● Exercise goal
All of the material should be reproduced exactly, with pictures left out.

Data items
-*-*-

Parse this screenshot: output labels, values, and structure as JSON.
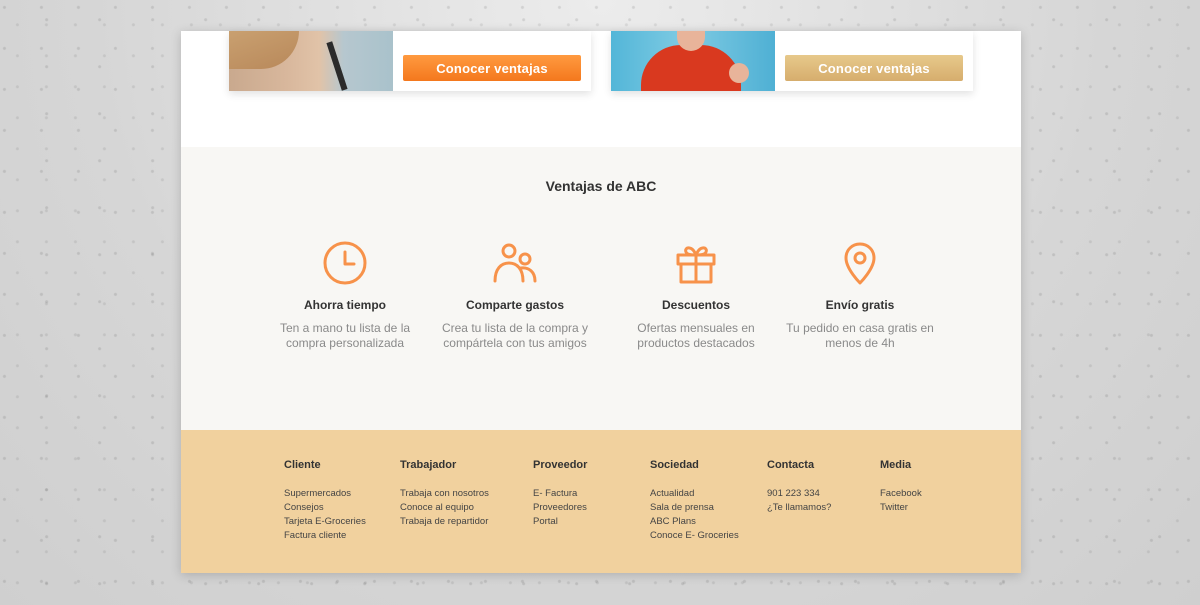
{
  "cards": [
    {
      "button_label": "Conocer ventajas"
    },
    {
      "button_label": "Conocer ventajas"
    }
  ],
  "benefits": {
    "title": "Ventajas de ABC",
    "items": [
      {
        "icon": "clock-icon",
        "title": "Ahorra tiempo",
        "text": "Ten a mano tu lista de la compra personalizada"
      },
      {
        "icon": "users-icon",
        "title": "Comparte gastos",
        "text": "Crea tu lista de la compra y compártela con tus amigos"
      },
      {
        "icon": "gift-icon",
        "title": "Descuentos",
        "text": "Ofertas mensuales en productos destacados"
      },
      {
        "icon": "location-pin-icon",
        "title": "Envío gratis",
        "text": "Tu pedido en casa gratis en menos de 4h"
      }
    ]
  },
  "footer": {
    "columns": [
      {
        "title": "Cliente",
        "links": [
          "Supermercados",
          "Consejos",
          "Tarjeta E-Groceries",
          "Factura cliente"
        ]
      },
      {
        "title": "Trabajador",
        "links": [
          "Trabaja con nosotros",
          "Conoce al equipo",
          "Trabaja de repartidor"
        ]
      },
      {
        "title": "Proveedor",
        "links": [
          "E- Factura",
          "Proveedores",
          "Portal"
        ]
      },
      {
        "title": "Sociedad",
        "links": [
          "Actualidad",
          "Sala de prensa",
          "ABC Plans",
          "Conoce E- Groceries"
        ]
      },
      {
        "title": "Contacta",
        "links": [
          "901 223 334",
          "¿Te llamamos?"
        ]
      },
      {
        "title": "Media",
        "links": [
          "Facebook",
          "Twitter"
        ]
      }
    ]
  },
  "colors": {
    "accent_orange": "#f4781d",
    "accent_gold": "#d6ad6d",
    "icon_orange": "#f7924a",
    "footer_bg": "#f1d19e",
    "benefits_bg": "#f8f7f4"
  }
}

-*-*-

● Correct output
Parse this screenshot: output labels, values, and structure as JSON.
{
  "cards": [
    {
      "button_label": "Conocer ventajas"
    },
    {
      "button_label": "Conocer ventajas"
    }
  ],
  "benefits": {
    "title": "Ventajas de ABC",
    "items": [
      {
        "icon": "clock-icon",
        "title": "Ahorra tiempo",
        "text": "Ten a mano tu lista de la compra personalizada"
      },
      {
        "icon": "users-icon",
        "title": "Comparte gastos",
        "text": "Crea tu lista de la compra y compártela con tus amigos"
      },
      {
        "icon": "gift-icon",
        "title": "Descuentos",
        "text": "Ofertas mensuales en productos destacados"
      },
      {
        "icon": "location-pin-icon",
        "title": "Envío gratis",
        "text": "Tu pedido en casa gratis en menos de 4h"
      }
    ]
  },
  "footer": {
    "columns": [
      {
        "title": "Cliente",
        "links": [
          "Supermercados",
          "Consejos",
          "Tarjeta E-Groceries",
          "Factura cliente"
        ]
      },
      {
        "title": "Trabajador",
        "links": [
          "Trabaja con nosotros",
          "Conoce al equipo",
          "Trabaja de repartidor"
        ]
      },
      {
        "title": "Proveedor",
        "links": [
          "E- Factura",
          "Proveedores",
          "Portal"
        ]
      },
      {
        "title": "Sociedad",
        "links": [
          "Actualidad",
          "Sala de prensa",
          "ABC Plans",
          "Conoce E- Groceries"
        ]
      },
      {
        "title": "Contacta",
        "links": [
          "901 223 334",
          "¿Te llamamos?"
        ]
      },
      {
        "title": "Media",
        "links": [
          "Facebook",
          "Twitter"
        ]
      }
    ]
  },
  "colors": {
    "accent_orange": "#f4781d",
    "accent_gold": "#d6ad6d",
    "icon_orange": "#f7924a",
    "footer_bg": "#f1d19e",
    "benefits_bg": "#f8f7f4"
  }
}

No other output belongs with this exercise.